- [Stated task] Work through the listing below and count the lines that hold "Multimedia". Answer with the number alone.

::: Given data

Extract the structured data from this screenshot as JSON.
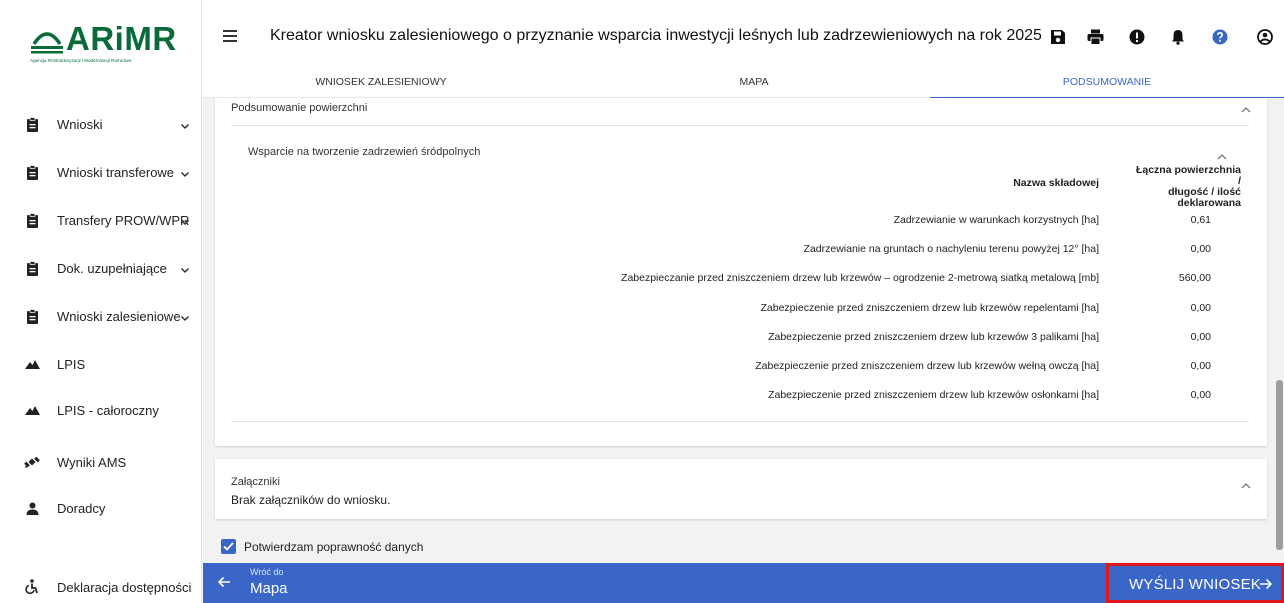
{
  "logo": {
    "name": "ARiMR",
    "subtitle": "Agencja Restrukturyzacji i Modernizacji Rolnictwa"
  },
  "sidebar": {
    "items": [
      {
        "label": "Wnioski",
        "icon": "clipboard-icon",
        "expandable": true
      },
      {
        "label": "Wnioski transferowe",
        "icon": "clipboard-icon",
        "expandable": true
      },
      {
        "label": "Transfery PROW/WPR",
        "icon": "clipboard-icon",
        "expandable": true
      },
      {
        "label": "Dok. uzupełniające",
        "icon": "clipboard-icon",
        "expandable": true
      },
      {
        "label": "Wnioski zalesieniowe",
        "icon": "clipboard-icon",
        "expandable": true
      },
      {
        "label": "LPIS",
        "icon": "mountain-icon",
        "expandable": false
      },
      {
        "label": "LPIS - całoroczny",
        "icon": "mountain-icon",
        "expandable": false
      },
      {
        "label": "Wyniki AMS",
        "icon": "satellite-icon",
        "expandable": false
      },
      {
        "label": "Doradcy",
        "icon": "person-icon",
        "expandable": false
      },
      {
        "label": "Deklaracja dostępności",
        "icon": "accessibility-icon",
        "expandable": false
      }
    ]
  },
  "header": {
    "title": "Kreator wniosku zalesieniowego o przyznanie wsparcia inwestycji leśnych lub zadrzewieniowych na rok 2025",
    "icons": [
      "save-icon",
      "print-icon",
      "alert-icon",
      "bell-icon",
      "help-icon",
      "account-icon"
    ]
  },
  "tabs": [
    {
      "label": "WNIOSEK ZALESIENIOWY",
      "active": false
    },
    {
      "label": "MAPA",
      "active": false
    },
    {
      "label": "PODSUMOWANIE",
      "active": true
    }
  ],
  "summary": {
    "title": "Podsumowanie powierzchni",
    "section_title": "Wsparcie na tworzenie zadrzewień śródpolnych",
    "col_name": "Nazwa składowej",
    "col_value_lines": [
      "Łączna powierzchnia /",
      "długość / ilość",
      "deklarowana"
    ],
    "rows": [
      {
        "name": "Zadrzewianie w warunkach korzystnych [ha]",
        "value": "0,61"
      },
      {
        "name": "Zadrzewianie na gruntach o nachyleniu terenu powyżej 12° [ha]",
        "value": "0,00"
      },
      {
        "name": "Zabezpieczanie przed zniszczeniem drzew lub krzewów – ogrodzenie 2-metrową siatką metalową [mb]",
        "value": "560,00"
      },
      {
        "name": "Zabezpieczenie przed zniszczeniem drzew lub krzewów repelentami [ha]",
        "value": "0,00"
      },
      {
        "name": "Zabezpieczenie przed zniszczeniem drzew lub krzewów 3 palikami [ha]",
        "value": "0,00"
      },
      {
        "name": "Zabezpieczenie przed zniszczeniem drzew lub krzewów wełną owczą [ha]",
        "value": "0,00"
      },
      {
        "name": "Zabezpieczenie przed zniszczeniem drzew lub krzewów osłonkami [ha]",
        "value": "0,00"
      }
    ]
  },
  "attachments": {
    "title": "Załączniki",
    "text": "Brak załączników do wniosku."
  },
  "confirm": {
    "label": "Potwierdzam poprawność danych",
    "checked": true
  },
  "footer": {
    "back_small": "Wróć do",
    "back_big": "Mapa",
    "send_label": "WYŚLIJ WNIOSEK"
  },
  "colors": {
    "accent": "#3a67c7",
    "brand": "#0a6b3a",
    "highlight": "#e0161a"
  }
}
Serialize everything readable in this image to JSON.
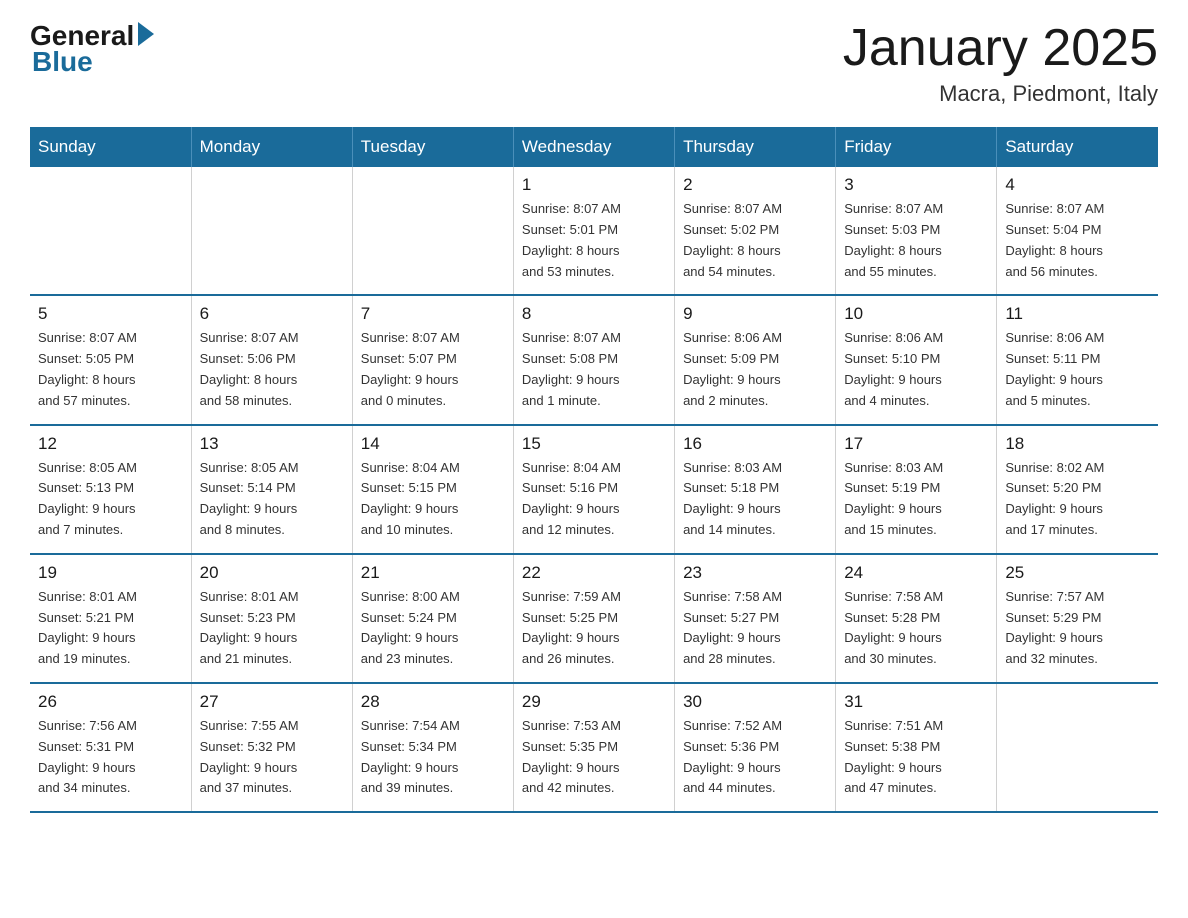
{
  "header": {
    "logo": {
      "general": "General",
      "blue": "Blue"
    },
    "title": "January 2025",
    "location": "Macra, Piedmont, Italy"
  },
  "calendar": {
    "days_of_week": [
      "Sunday",
      "Monday",
      "Tuesday",
      "Wednesday",
      "Thursday",
      "Friday",
      "Saturday"
    ],
    "weeks": [
      [
        {
          "day": "",
          "info": ""
        },
        {
          "day": "",
          "info": ""
        },
        {
          "day": "",
          "info": ""
        },
        {
          "day": "1",
          "info": "Sunrise: 8:07 AM\nSunset: 5:01 PM\nDaylight: 8 hours\nand 53 minutes."
        },
        {
          "day": "2",
          "info": "Sunrise: 8:07 AM\nSunset: 5:02 PM\nDaylight: 8 hours\nand 54 minutes."
        },
        {
          "day": "3",
          "info": "Sunrise: 8:07 AM\nSunset: 5:03 PM\nDaylight: 8 hours\nand 55 minutes."
        },
        {
          "day": "4",
          "info": "Sunrise: 8:07 AM\nSunset: 5:04 PM\nDaylight: 8 hours\nand 56 minutes."
        }
      ],
      [
        {
          "day": "5",
          "info": "Sunrise: 8:07 AM\nSunset: 5:05 PM\nDaylight: 8 hours\nand 57 minutes."
        },
        {
          "day": "6",
          "info": "Sunrise: 8:07 AM\nSunset: 5:06 PM\nDaylight: 8 hours\nand 58 minutes."
        },
        {
          "day": "7",
          "info": "Sunrise: 8:07 AM\nSunset: 5:07 PM\nDaylight: 9 hours\nand 0 minutes."
        },
        {
          "day": "8",
          "info": "Sunrise: 8:07 AM\nSunset: 5:08 PM\nDaylight: 9 hours\nand 1 minute."
        },
        {
          "day": "9",
          "info": "Sunrise: 8:06 AM\nSunset: 5:09 PM\nDaylight: 9 hours\nand 2 minutes."
        },
        {
          "day": "10",
          "info": "Sunrise: 8:06 AM\nSunset: 5:10 PM\nDaylight: 9 hours\nand 4 minutes."
        },
        {
          "day": "11",
          "info": "Sunrise: 8:06 AM\nSunset: 5:11 PM\nDaylight: 9 hours\nand 5 minutes."
        }
      ],
      [
        {
          "day": "12",
          "info": "Sunrise: 8:05 AM\nSunset: 5:13 PM\nDaylight: 9 hours\nand 7 minutes."
        },
        {
          "day": "13",
          "info": "Sunrise: 8:05 AM\nSunset: 5:14 PM\nDaylight: 9 hours\nand 8 minutes."
        },
        {
          "day": "14",
          "info": "Sunrise: 8:04 AM\nSunset: 5:15 PM\nDaylight: 9 hours\nand 10 minutes."
        },
        {
          "day": "15",
          "info": "Sunrise: 8:04 AM\nSunset: 5:16 PM\nDaylight: 9 hours\nand 12 minutes."
        },
        {
          "day": "16",
          "info": "Sunrise: 8:03 AM\nSunset: 5:18 PM\nDaylight: 9 hours\nand 14 minutes."
        },
        {
          "day": "17",
          "info": "Sunrise: 8:03 AM\nSunset: 5:19 PM\nDaylight: 9 hours\nand 15 minutes."
        },
        {
          "day": "18",
          "info": "Sunrise: 8:02 AM\nSunset: 5:20 PM\nDaylight: 9 hours\nand 17 minutes."
        }
      ],
      [
        {
          "day": "19",
          "info": "Sunrise: 8:01 AM\nSunset: 5:21 PM\nDaylight: 9 hours\nand 19 minutes."
        },
        {
          "day": "20",
          "info": "Sunrise: 8:01 AM\nSunset: 5:23 PM\nDaylight: 9 hours\nand 21 minutes."
        },
        {
          "day": "21",
          "info": "Sunrise: 8:00 AM\nSunset: 5:24 PM\nDaylight: 9 hours\nand 23 minutes."
        },
        {
          "day": "22",
          "info": "Sunrise: 7:59 AM\nSunset: 5:25 PM\nDaylight: 9 hours\nand 26 minutes."
        },
        {
          "day": "23",
          "info": "Sunrise: 7:58 AM\nSunset: 5:27 PM\nDaylight: 9 hours\nand 28 minutes."
        },
        {
          "day": "24",
          "info": "Sunrise: 7:58 AM\nSunset: 5:28 PM\nDaylight: 9 hours\nand 30 minutes."
        },
        {
          "day": "25",
          "info": "Sunrise: 7:57 AM\nSunset: 5:29 PM\nDaylight: 9 hours\nand 32 minutes."
        }
      ],
      [
        {
          "day": "26",
          "info": "Sunrise: 7:56 AM\nSunset: 5:31 PM\nDaylight: 9 hours\nand 34 minutes."
        },
        {
          "day": "27",
          "info": "Sunrise: 7:55 AM\nSunset: 5:32 PM\nDaylight: 9 hours\nand 37 minutes."
        },
        {
          "day": "28",
          "info": "Sunrise: 7:54 AM\nSunset: 5:34 PM\nDaylight: 9 hours\nand 39 minutes."
        },
        {
          "day": "29",
          "info": "Sunrise: 7:53 AM\nSunset: 5:35 PM\nDaylight: 9 hours\nand 42 minutes."
        },
        {
          "day": "30",
          "info": "Sunrise: 7:52 AM\nSunset: 5:36 PM\nDaylight: 9 hours\nand 44 minutes."
        },
        {
          "day": "31",
          "info": "Sunrise: 7:51 AM\nSunset: 5:38 PM\nDaylight: 9 hours\nand 47 minutes."
        },
        {
          "day": "",
          "info": ""
        }
      ]
    ]
  }
}
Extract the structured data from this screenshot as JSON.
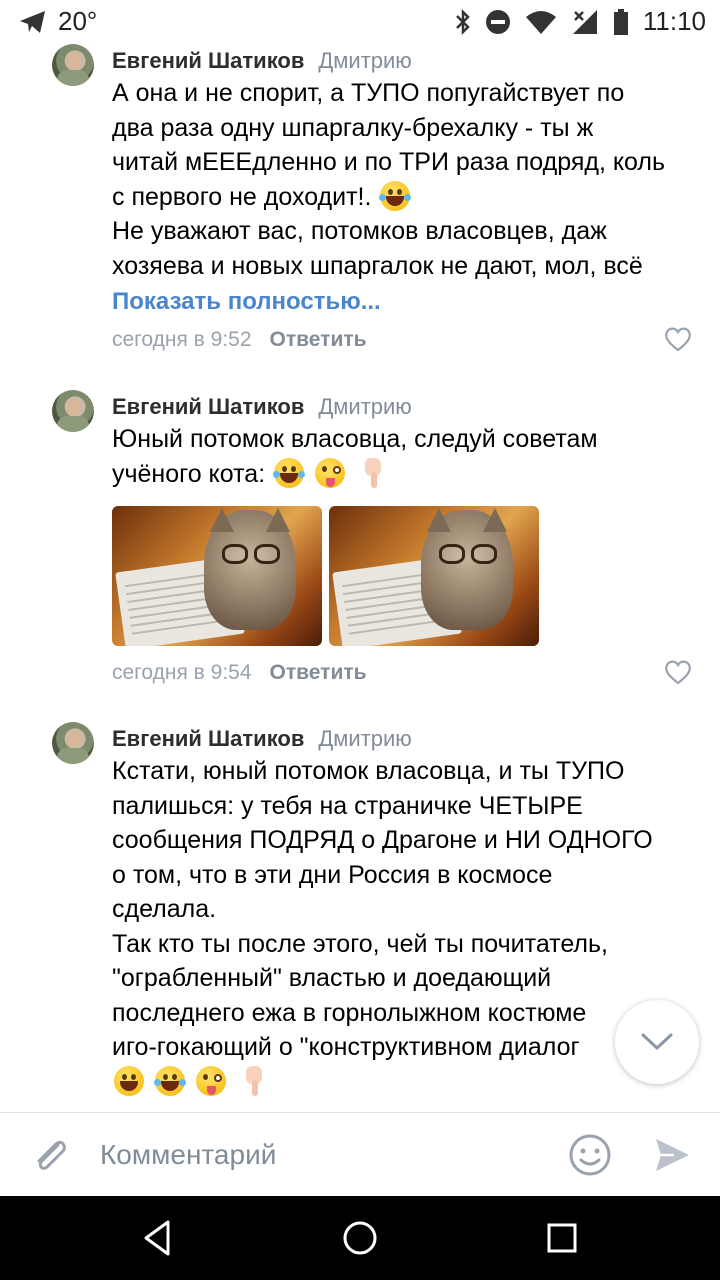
{
  "status_bar": {
    "temperature": "20°",
    "time": "11:10"
  },
  "comments": [
    {
      "author": "Евгений Шатиков",
      "reply_to": "Дмитрию",
      "lines": [
        "А она и не спорит, а ТУПО попугайствует по",
        "два раза одну шпаргалку-брехалку - ты ж",
        "читай мЕЕЕдленно и по ТРИ раза подряд, коль",
        "с первого не доходит!.",
        "Не уважают вас, потомков власовцев, даж",
        "хозяева и новых шпаргалок не дают, мол, всё"
      ],
      "show_more": "Показать полностью...",
      "time": "сегодня в 9:52",
      "reply_label": "Ответить"
    },
    {
      "author": "Евгений Шатиков",
      "reply_to": "Дмитрию",
      "lines": [
        "Юный потомок власовца, следуй советам",
        "учёного кота:"
      ],
      "time": "сегодня в 9:54",
      "reply_label": "Ответить"
    },
    {
      "author": "Евгений Шатиков",
      "reply_to": "Дмитрию",
      "lines": [
        "Кстати, юный потомок власовца, и ты ТУПО",
        "палишься: у тебя на страничке ЧЕТЫРЕ",
        "сообщения ПОДРЯД о Драгоне и НИ ОДНОГО",
        "о том, что в эти дни Россия в космосе",
        "сделала.",
        "Так кто ты после этого, чей ты почитатель,",
        "\"ограбленный\" властью и доедающий",
        "последнего ежа в горнолыжном костюме",
        "иго-гокающий о \"конструктивном диалог"
      ]
    }
  ],
  "composer": {
    "placeholder": "Комментарий"
  },
  "colors": {
    "link": "#4986cc",
    "muted": "#99a2ad",
    "author": "#2c2d2e"
  },
  "icons": [
    "telegram-icon",
    "bluetooth-icon",
    "dnd-icon",
    "wifi-icon",
    "signal-icon",
    "battery-icon",
    "like-icon",
    "chevron-down-icon",
    "attach-icon",
    "smile-icon",
    "send-icon",
    "back-icon",
    "home-icon",
    "recents-icon"
  ]
}
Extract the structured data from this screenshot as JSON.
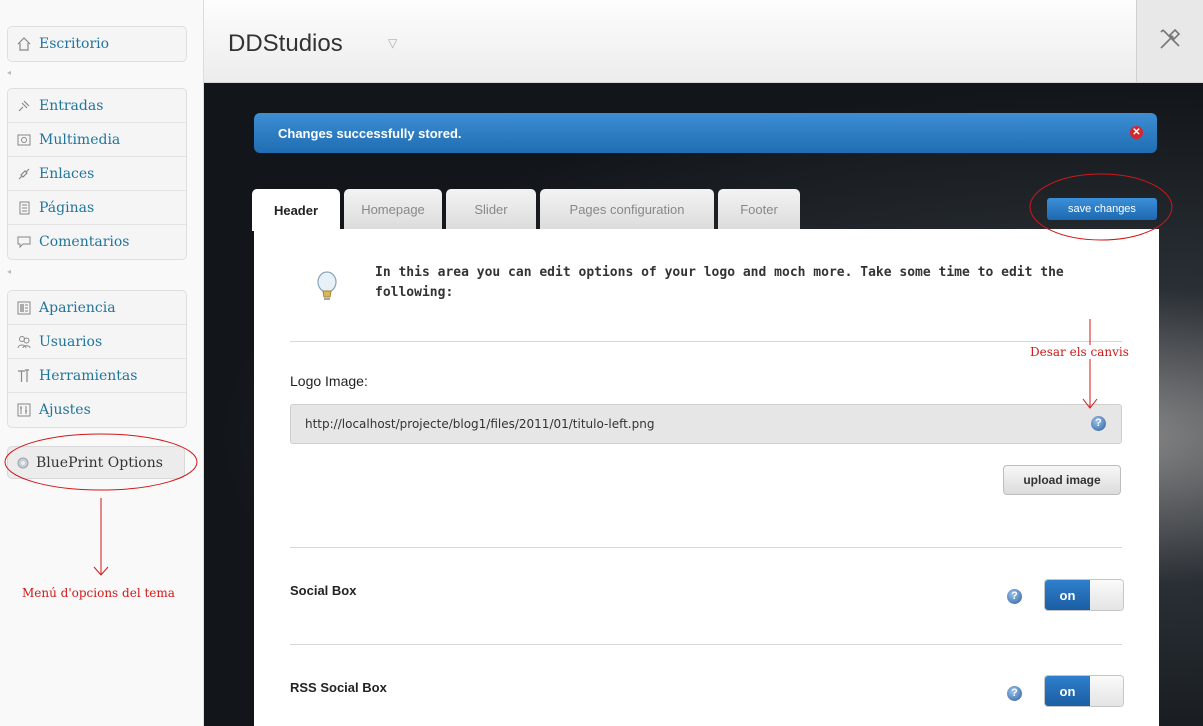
{
  "sidebar": {
    "groups": [
      [
        "Escritorio"
      ],
      [
        "Entradas",
        "Multimedia",
        "Enlaces",
        "Páginas",
        "Comentarios"
      ],
      [
        "Apariencia",
        "Usuarios",
        "Herramientas",
        "Ajustes"
      ]
    ],
    "escritorio": "Escritorio",
    "items": {
      "entradas": "Entradas",
      "multimedia": "Multimedia",
      "enlaces": "Enlaces",
      "paginas": "Páginas",
      "comentarios": "Comentarios",
      "apariencia": "Apariencia",
      "usuarios": "Usuarios",
      "herramientas": "Herramientas",
      "ajustes": "Ajustes"
    },
    "blueprint_options": "BluePrint Options"
  },
  "header": {
    "site_title": "DDStudios"
  },
  "notice": {
    "message": "Changes successfully stored."
  },
  "tabs": {
    "header": "Header",
    "homepage": "Homepage",
    "slider": "Slider",
    "pages_configuration": "Pages configuration",
    "footer": "Footer",
    "active": "Header"
  },
  "toolbar": {
    "save_label": "save changes"
  },
  "panel": {
    "intro": "In this area you can edit options of your logo and moch more. Take some time to edit the following:",
    "logo_image_label": "Logo Image:",
    "logo_image_value": "http://localhost/projecte/blog1/files/2011/01/titulo-left.png",
    "upload_label": "upload image",
    "social_box_label": "Social Box",
    "social_box_state": "on",
    "rss_social_box_label": "RSS Social Box",
    "rss_social_box_state": "on"
  },
  "annotations": {
    "save_note": "Desar els canvis",
    "menu_note": "Menú d'opcions del tema"
  },
  "colors": {
    "accent_blue": "#1f6db3",
    "annotation_red": "#d01818",
    "link_blue": "#21759b"
  }
}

::::::

- [Answer to the task] 2